Figure data in JSON:
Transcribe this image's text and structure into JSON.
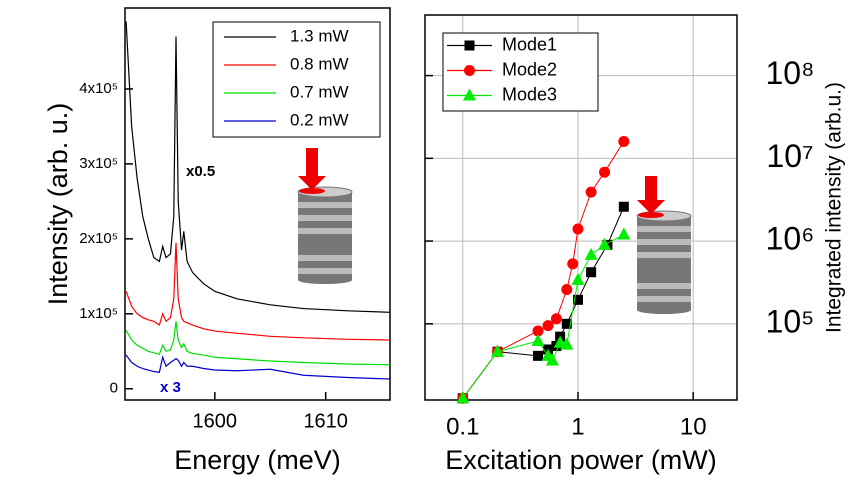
{
  "chart_data": [
    {
      "type": "line",
      "y_label": "Intensity (arb. u.)",
      "x_label": "Energy (meV)",
      "xlim": [
        1591.9,
        1615.8
      ],
      "ylim": [
        -15000,
        508000
      ],
      "xticks": [
        1600,
        1610
      ],
      "yticks": [
        {
          "value": 0,
          "label": "0"
        },
        {
          "value": 100000,
          "label": "1x10⁵"
        },
        {
          "value": 200000,
          "label": "2x10⁵"
        },
        {
          "value": 300000,
          "label": "3x10⁵"
        },
        {
          "value": 400000,
          "label": "4x10⁵"
        }
      ],
      "legend": "top right",
      "annotations": [
        "x0.5",
        "x 3"
      ],
      "x": [
        1592,
        1592.5,
        1593,
        1593.5,
        1594,
        1594.5,
        1595,
        1595.3,
        1595.6,
        1596,
        1596.3,
        1596.5,
        1596.7,
        1597,
        1597.2,
        1597.5,
        1598,
        1599,
        1600,
        1602,
        1605,
        1608,
        1612,
        1615.8
      ],
      "series": [
        {
          "name": "1.3 mW",
          "color": "#000000",
          "values": [
            490000,
            350000,
            280000,
            230000,
            200000,
            175000,
            170000,
            190000,
            175000,
            180000,
            230000,
            470000,
            250000,
            185000,
            210000,
            170000,
            155000,
            140000,
            130000,
            120000,
            112000,
            107000,
            104000,
            102000
          ]
        },
        {
          "name": "0.8 mW",
          "color": "#ff0000",
          "values": [
            130000,
            110000,
            100000,
            95000,
            92000,
            90000,
            85000,
            100000,
            90000,
            95000,
            120000,
            195000,
            120000,
            95000,
            90000,
            88000,
            85000,
            80000,
            77000,
            74000,
            70000,
            68000,
            66000,
            65000
          ]
        },
        {
          "name": "0.7 mW",
          "color": "#00dd00",
          "values": [
            78000,
            65000,
            58000,
            54000,
            50000,
            48000,
            46000,
            58000,
            50000,
            52000,
            65000,
            90000,
            65000,
            55000,
            60000,
            50000,
            47000,
            45000,
            42000,
            40000,
            37000,
            35000,
            33000,
            32000
          ]
        },
        {
          "name": "0.2 mW",
          "color": "#0000cc",
          "values": [
            45000,
            35000,
            30000,
            27000,
            25000,
            23000,
            22000,
            42000,
            30000,
            35000,
            38000,
            40000,
            38000,
            30000,
            35000,
            30000,
            30000,
            27000,
            25000,
            24000,
            26000,
            18000,
            15000,
            13000
          ]
        }
      ]
    },
    {
      "type": "scatter",
      "x_label": "Excitation power (mW)",
      "y_label": "Integrated intensity (arb.u.)",
      "xscale": "log",
      "yscale": "log",
      "grid": true,
      "legend": "top left",
      "xlim": [
        0.047,
        24
      ],
      "ylim": [
        12000,
        540000000
      ],
      "xticks": [
        0.1,
        1,
        10
      ],
      "yticks": [
        {
          "value": 100000,
          "label": "10⁵"
        },
        {
          "value": 1000000,
          "label": "10⁶"
        },
        {
          "value": 10000000,
          "label": "10⁷"
        },
        {
          "value": 100000000,
          "label": "10⁸"
        }
      ],
      "series": [
        {
          "name": "Mode1",
          "color": "#000000",
          "marker": "square",
          "x": [
            0.1,
            0.2,
            0.45,
            0.55,
            0.65,
            0.7,
            0.8,
            1.0,
            1.3,
            1.8,
            2.5
          ],
          "values": [
            12600,
            46000,
            41000,
            49000,
            54000,
            70000,
            100000,
            195000,
            420000,
            900000,
            2600000
          ]
        },
        {
          "name": "Mode2",
          "color": "#ff0000",
          "marker": "circle",
          "x": [
            0.1,
            0.2,
            0.45,
            0.55,
            0.65,
            0.8,
            0.9,
            1.0,
            1.3,
            1.7,
            2.5
          ],
          "values": [
            12600,
            46000,
            82000,
            95000,
            115000,
            260000,
            530000,
            1400000,
            3900000,
            6800000,
            16000000
          ]
        },
        {
          "name": "Mode3",
          "color": "#00ee00",
          "marker": "triangle",
          "x": [
            0.1,
            0.2,
            0.45,
            0.55,
            0.6,
            0.7,
            0.8,
            1.0,
            1.3,
            1.7,
            2.5
          ],
          "values": [
            12600,
            46000,
            62000,
            41000,
            36000,
            59000,
            56000,
            340000,
            680000,
            900000,
            1200000
          ]
        }
      ]
    }
  ]
}
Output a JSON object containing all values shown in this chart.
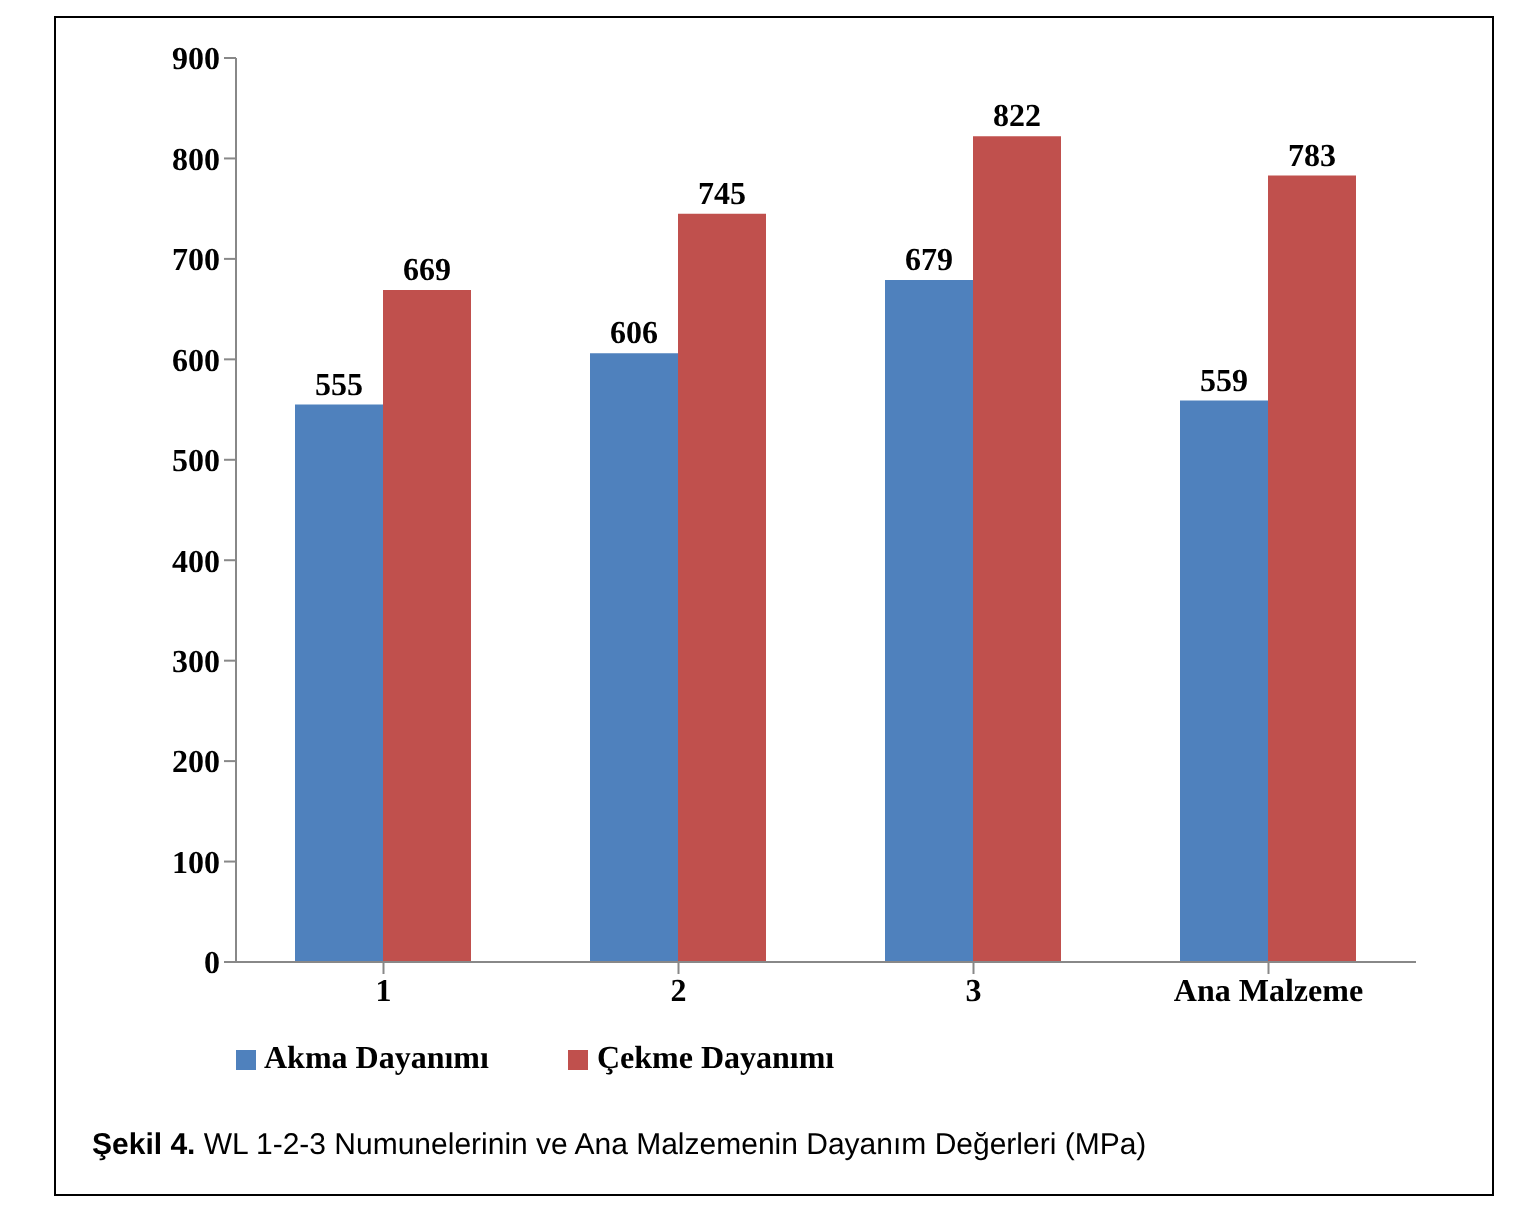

WHAT NEEDS TO BE DONE:
Give back the entries verbatim. Do not include any picture.

SOLUTION BELOW:
Transcribe this image's text and structure into JSON.
{
  "chart_data": [
    {
      "type": "line",
      "y_label": "Intensity (arb. u.)",
      "x_label": "Energy (meV)",
      "xlim": [
        1591.9,
        1615.8
      ],
      "ylim": [
        -15000,
        508000
      ],
      "xticks": [
        1600,
        1610
      ],
      "yticks": [
        {
          "value": 0,
          "label": "0"
        },
        {
          "value": 100000,
          "label": "1x10⁵"
        },
        {
          "value": 200000,
          "label": "2x10⁵"
        },
        {
          "value": 300000,
          "label": "3x10⁵"
        },
        {
          "value": 400000,
          "label": "4x10⁵"
        }
      ],
      "legend": "top right",
      "annotations": [
        "x0.5",
        "x 3"
      ],
      "x": [
        1592,
        1592.5,
        1593,
        1593.5,
        1594,
        1594.5,
        1595,
        1595.3,
        1595.6,
        1596,
        1596.3,
        1596.5,
        1596.7,
        1597,
        1597.2,
        1597.5,
        1598,
        1599,
        1600,
        1602,
        1605,
        1608,
        1612,
        1615.8
      ],
      "series": [
        {
          "name": "1.3 mW",
          "color": "#000000",
          "values": [
            490000,
            350000,
            280000,
            230000,
            200000,
            175000,
            170000,
            190000,
            175000,
            180000,
            230000,
            470000,
            250000,
            185000,
            210000,
            170000,
            155000,
            140000,
            130000,
            120000,
            112000,
            107000,
            104000,
            102000
          ]
        },
        {
          "name": "0.8 mW",
          "color": "#ff0000",
          "values": [
            130000,
            110000,
            100000,
            95000,
            92000,
            90000,
            85000,
            100000,
            90000,
            95000,
            120000,
            195000,
            120000,
            95000,
            90000,
            88000,
            85000,
            80000,
            77000,
            74000,
            70000,
            68000,
            66000,
            65000
          ]
        },
        {
          "name": "0.7 mW",
          "color": "#00dd00",
          "values": [
            78000,
            65000,
            58000,
            54000,
            50000,
            48000,
            46000,
            58000,
            50000,
            52000,
            65000,
            90000,
            65000,
            55000,
            60000,
            50000,
            47000,
            45000,
            42000,
            40000,
            37000,
            35000,
            33000,
            32000
          ]
        },
        {
          "name": "0.2 mW",
          "color": "#0000cc",
          "values": [
            45000,
            35000,
            30000,
            27000,
            25000,
            23000,
            22000,
            42000,
            30000,
            35000,
            38000,
            40000,
            38000,
            30000,
            35000,
            30000,
            30000,
            27000,
            25000,
            24000,
            26000,
            18000,
            15000,
            13000
          ]
        }
      ]
    },
    {
      "type": "scatter",
      "x_label": "Excitation power (mW)",
      "y_label": "Integrated intensity (arb.u.)",
      "xscale": "log",
      "yscale": "log",
      "grid": true,
      "legend": "top left",
      "xlim": [
        0.047,
        24
      ],
      "ylim": [
        12000,
        540000000
      ],
      "xticks": [
        0.1,
        1,
        10
      ],
      "yticks": [
        {
          "value": 100000,
          "label": "10⁵"
        },
        {
          "value": 1000000,
          "label": "10⁶"
        },
        {
          "value": 10000000,
          "label": "10⁷"
        },
        {
          "value": 100000000,
          "label": "10⁸"
        }
      ],
      "series": [
        {
          "name": "Mode1",
          "color": "#000000",
          "marker": "square",
          "x": [
            0.1,
            0.2,
            0.45,
            0.55,
            0.65,
            0.7,
            0.8,
            1.0,
            1.3,
            1.8,
            2.5
          ],
          "values": [
            12600,
            46000,
            41000,
            49000,
            54000,
            70000,
            100000,
            195000,
            420000,
            900000,
            2600000
          ]
        },
        {
          "name": "Mode2",
          "color": "#ff0000",
          "marker": "circle",
          "x": [
            0.1,
            0.2,
            0.45,
            0.55,
            0.65,
            0.8,
            0.9,
            1.0,
            1.3,
            1.7,
            2.5
          ],
          "values": [
            12600,
            46000,
            82000,
            95000,
            115000,
            260000,
            530000,
            1400000,
            3900000,
            6800000,
            16000000
          ]
        },
        {
          "name": "Mode3",
          "color": "#00ee00",
          "marker": "triangle",
          "x": [
            0.1,
            0.2,
            0.45,
            0.55,
            0.6,
            0.7,
            0.8,
            1.0,
            1.3,
            1.7,
            2.5
          ],
          "values": [
            12600,
            46000,
            62000,
            41000,
            36000,
            59000,
            56000,
            340000,
            680000,
            900000,
            1200000
          ]
        }
      ]
    }
  ]
}
Output a JSON object containing all values shown in this chart.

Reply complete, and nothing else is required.